Passage to read:
Routing algoritm:Routing in Ad Hoc Networks

5.2.10 Routing in Ad Hoc Networks

We have now seen how to do routing when the hosts are mobile but the routers are fixed. An even more extreme case is one in which the routers themselves are mobile. Among the possibilities are:

1. Military vehicles on a battlefield with no existing infrastructure.
2. A fleet of ships at sea.
3. Emergency workers at an earthquake that destroyed the infrastructure.
4. A gathering of people with notebook computers in an area lacking 802.11.

In all these cases, and others, each node consists of a router and a host, usually on the same computer. Networks of nodes that just happen to be near each other are called ad hoc networks or MANETs (Mobile Ad hoc NETworks). Let us now examine them briefly. More information can be found in (Perkins, 2001).

What makes ad hoc networks different from wired networks is that all the usual rules about fixed topologies, fixed and known neighbors, fixed relationship between IP address and location, and more are suddenly tossed out the window. Routers can come and go or appear in new places at the drop of a bit. With a wired network, if a router has a valid path to some destination, that path continues to be valid indefinitely (barring a failure somewhere in the system). With an ad hoc network, the topology may be changing all the time, so desirability and even validity of paths can change spontaneously, without warning. Needless to say, these circumstances make routing in ad hoc networks quite different from routing in their fixed counterparts.

A variety of routing algorithms for ad hoc networks have been proposed. One of the more interesting ones is the AODV (Ad hoc On-demand Distance Vector) routing algorithm (Perkins and Royer, 1999). It is a distant relative of the Bellman-Ford distance vector algorithm but adapted to work in a mobile environment and takes into account the limited bandwidth and low battery life found in this environment. Another unusual characteristic is that it is an on-demand algorithm, that is, it determines a route to some destination only when somebody wants to send a packet to that destination. Let us now see what that means.

Route Discovery

At any instant of time, an ad hoc network can be described by a graph of the nodes (routers + hosts). Two nodes are connected (i.e., have an arc between them in the graph) if they can communicate directly using their radios. Since one of the two may have a more powerful transmitter than the other, it is possible that A is connected to B but B is not connected to A. However, for simplicity, we will assume all connections are symmetric. It should also be noted that the mere fact that two nodes are within radio range of each other does not mean that they are connected. There may be buildings, hills, or other obstacles that block their communication.

To describe the algorithm, consider the ad hoc network of Fig. 5-20, in which a process at node A wants to send a packet to node I. The AODV algorithm maintains a table at each node, keyed by destination, giving information about that destination, including which neighbor to send packets to in order to reach the destination. Suppose that A looks in its table and does not find an entry for I. It now has to discover a route to I. This property of discovering routes only when they are needed is what makes this algorithm ''on demand.''

Figure 5-20. (a) Range of A's broadcast. (b) After B and D have received A's broadcast. (c) After C, F, and G have received A's broadcast. (d) After E, H, and I have received A's broadcast. The shaded nodes are new recipients. The arrows show the possible reverse routes.

To do: Reproduce everything from "Routing algoritm:Routing in" down to "ships at sea." in the passage on routing in ad hoc networks, substituting "war zone" for "battlefield".

Provided records:
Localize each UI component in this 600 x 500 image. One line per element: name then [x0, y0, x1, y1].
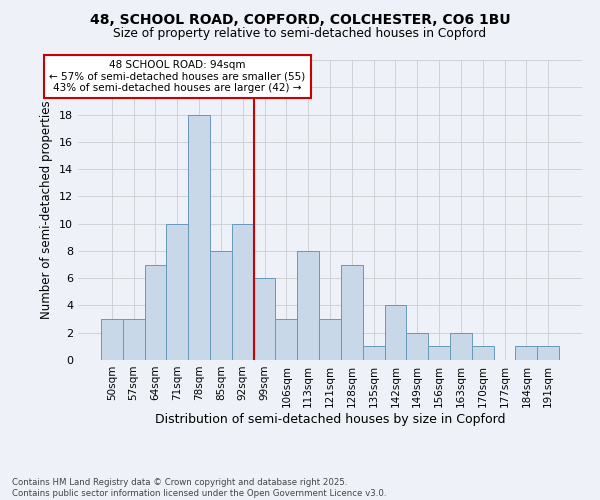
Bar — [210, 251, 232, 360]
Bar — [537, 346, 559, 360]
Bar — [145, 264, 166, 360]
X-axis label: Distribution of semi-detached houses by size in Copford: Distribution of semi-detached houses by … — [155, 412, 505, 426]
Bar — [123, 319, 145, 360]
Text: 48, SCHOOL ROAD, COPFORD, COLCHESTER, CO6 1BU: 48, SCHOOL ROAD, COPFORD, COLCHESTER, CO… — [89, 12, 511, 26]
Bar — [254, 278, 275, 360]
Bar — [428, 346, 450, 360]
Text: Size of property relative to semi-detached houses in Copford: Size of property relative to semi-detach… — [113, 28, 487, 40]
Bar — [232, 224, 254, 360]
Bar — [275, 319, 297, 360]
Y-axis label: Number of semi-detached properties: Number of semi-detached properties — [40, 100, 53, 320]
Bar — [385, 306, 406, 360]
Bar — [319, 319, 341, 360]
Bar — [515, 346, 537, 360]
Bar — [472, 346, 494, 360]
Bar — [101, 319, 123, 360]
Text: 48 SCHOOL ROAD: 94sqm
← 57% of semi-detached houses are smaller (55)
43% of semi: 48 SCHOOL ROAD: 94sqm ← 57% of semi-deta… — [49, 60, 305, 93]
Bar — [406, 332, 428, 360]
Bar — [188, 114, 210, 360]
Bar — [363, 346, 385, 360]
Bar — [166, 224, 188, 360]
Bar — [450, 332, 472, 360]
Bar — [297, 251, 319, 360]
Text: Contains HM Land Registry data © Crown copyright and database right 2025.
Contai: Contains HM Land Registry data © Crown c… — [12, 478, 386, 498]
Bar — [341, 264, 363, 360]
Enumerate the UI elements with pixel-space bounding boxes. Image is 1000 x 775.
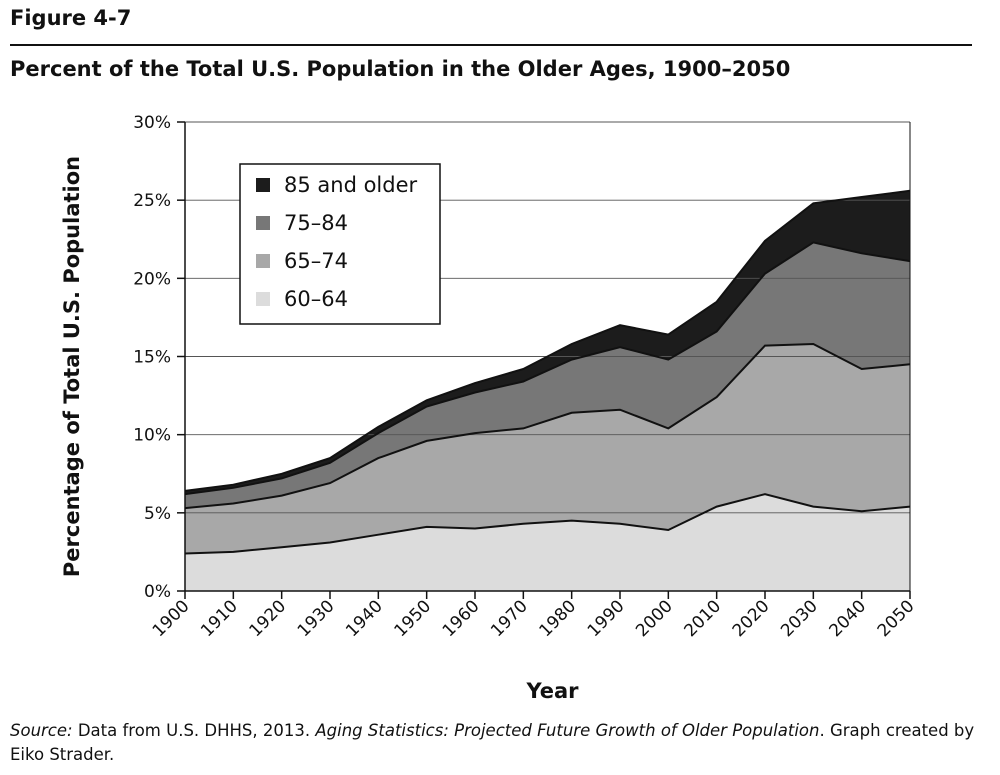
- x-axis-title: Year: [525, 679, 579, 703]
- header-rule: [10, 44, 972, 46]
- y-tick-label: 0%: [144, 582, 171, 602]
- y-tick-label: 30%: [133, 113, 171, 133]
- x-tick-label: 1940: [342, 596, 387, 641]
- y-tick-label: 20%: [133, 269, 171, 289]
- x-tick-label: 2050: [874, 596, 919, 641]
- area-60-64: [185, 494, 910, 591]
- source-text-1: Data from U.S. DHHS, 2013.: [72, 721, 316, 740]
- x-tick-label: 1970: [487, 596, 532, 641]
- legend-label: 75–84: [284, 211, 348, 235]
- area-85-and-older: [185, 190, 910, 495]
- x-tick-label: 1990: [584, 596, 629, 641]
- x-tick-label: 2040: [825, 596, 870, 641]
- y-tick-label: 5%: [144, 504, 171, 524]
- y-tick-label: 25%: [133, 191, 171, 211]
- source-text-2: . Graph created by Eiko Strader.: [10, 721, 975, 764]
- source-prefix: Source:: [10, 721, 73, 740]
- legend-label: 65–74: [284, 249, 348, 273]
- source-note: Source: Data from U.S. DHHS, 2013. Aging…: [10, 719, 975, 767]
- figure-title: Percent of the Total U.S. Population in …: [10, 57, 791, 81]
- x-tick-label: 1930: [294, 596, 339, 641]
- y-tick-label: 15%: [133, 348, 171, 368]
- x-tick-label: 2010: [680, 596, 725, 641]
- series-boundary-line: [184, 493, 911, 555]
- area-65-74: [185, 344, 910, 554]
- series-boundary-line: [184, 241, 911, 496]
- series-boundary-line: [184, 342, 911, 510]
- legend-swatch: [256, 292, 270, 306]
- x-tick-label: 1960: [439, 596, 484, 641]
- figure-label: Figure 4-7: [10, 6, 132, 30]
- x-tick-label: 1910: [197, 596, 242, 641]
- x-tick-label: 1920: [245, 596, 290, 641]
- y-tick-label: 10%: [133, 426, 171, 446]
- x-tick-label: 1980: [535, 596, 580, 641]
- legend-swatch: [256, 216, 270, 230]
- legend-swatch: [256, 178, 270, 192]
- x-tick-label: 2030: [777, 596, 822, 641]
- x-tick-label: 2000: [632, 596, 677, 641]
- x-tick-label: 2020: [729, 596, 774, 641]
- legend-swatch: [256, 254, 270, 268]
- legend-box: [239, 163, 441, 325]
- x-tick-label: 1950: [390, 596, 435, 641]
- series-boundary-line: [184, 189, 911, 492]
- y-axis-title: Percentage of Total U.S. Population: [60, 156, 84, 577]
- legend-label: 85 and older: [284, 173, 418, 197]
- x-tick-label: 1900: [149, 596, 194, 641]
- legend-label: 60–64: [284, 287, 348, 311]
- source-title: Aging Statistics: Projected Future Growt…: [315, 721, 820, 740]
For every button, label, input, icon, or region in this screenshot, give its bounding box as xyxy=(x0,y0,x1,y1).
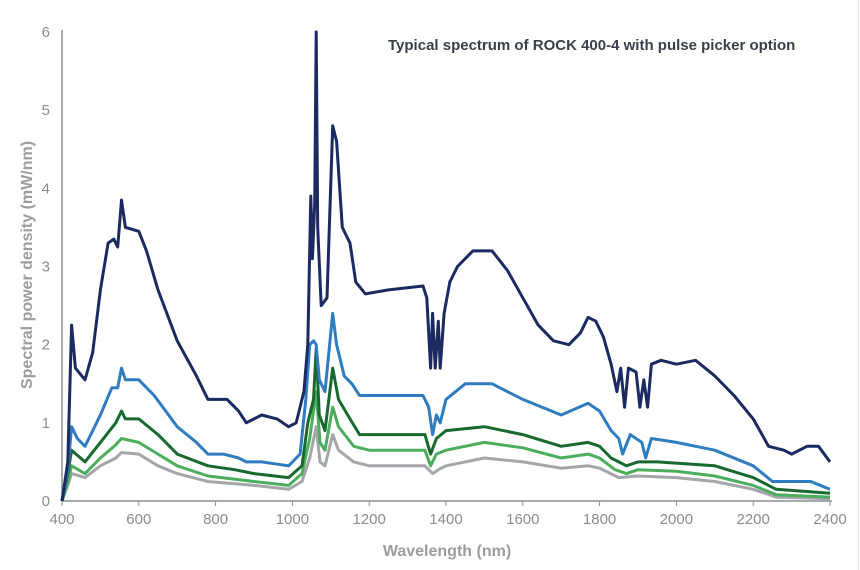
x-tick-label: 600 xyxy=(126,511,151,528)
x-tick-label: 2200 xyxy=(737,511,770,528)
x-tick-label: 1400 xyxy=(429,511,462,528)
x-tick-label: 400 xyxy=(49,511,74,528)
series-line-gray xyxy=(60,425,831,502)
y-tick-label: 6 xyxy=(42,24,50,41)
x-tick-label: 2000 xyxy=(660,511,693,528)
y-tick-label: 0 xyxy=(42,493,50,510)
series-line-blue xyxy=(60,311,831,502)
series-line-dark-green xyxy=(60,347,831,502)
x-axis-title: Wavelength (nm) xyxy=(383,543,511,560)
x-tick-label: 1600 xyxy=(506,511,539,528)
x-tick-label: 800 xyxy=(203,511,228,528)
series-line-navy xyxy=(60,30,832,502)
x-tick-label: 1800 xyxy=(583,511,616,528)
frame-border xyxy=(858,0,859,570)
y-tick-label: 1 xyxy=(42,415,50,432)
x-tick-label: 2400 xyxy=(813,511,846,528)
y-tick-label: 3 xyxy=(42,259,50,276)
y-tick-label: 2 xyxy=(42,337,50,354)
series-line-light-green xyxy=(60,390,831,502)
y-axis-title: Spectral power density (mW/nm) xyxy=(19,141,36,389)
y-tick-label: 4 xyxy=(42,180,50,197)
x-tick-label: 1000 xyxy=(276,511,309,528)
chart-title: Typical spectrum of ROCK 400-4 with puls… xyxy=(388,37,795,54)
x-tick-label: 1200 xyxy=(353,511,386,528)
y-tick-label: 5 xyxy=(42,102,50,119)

Answer to this task:
Routing algoritm:Routing in Ad Hoc Networks

5.2.10 Routing in Ad Hoc Networks

We have now seen how to do routing when the hosts are mobile but the routers are fixed. An even more extreme case is one in which the routers themselves are mobile. Among the possibilities are:

1. Military vehicles on a war zone with no existing infrastructure.
2. A fleet of ships at sea.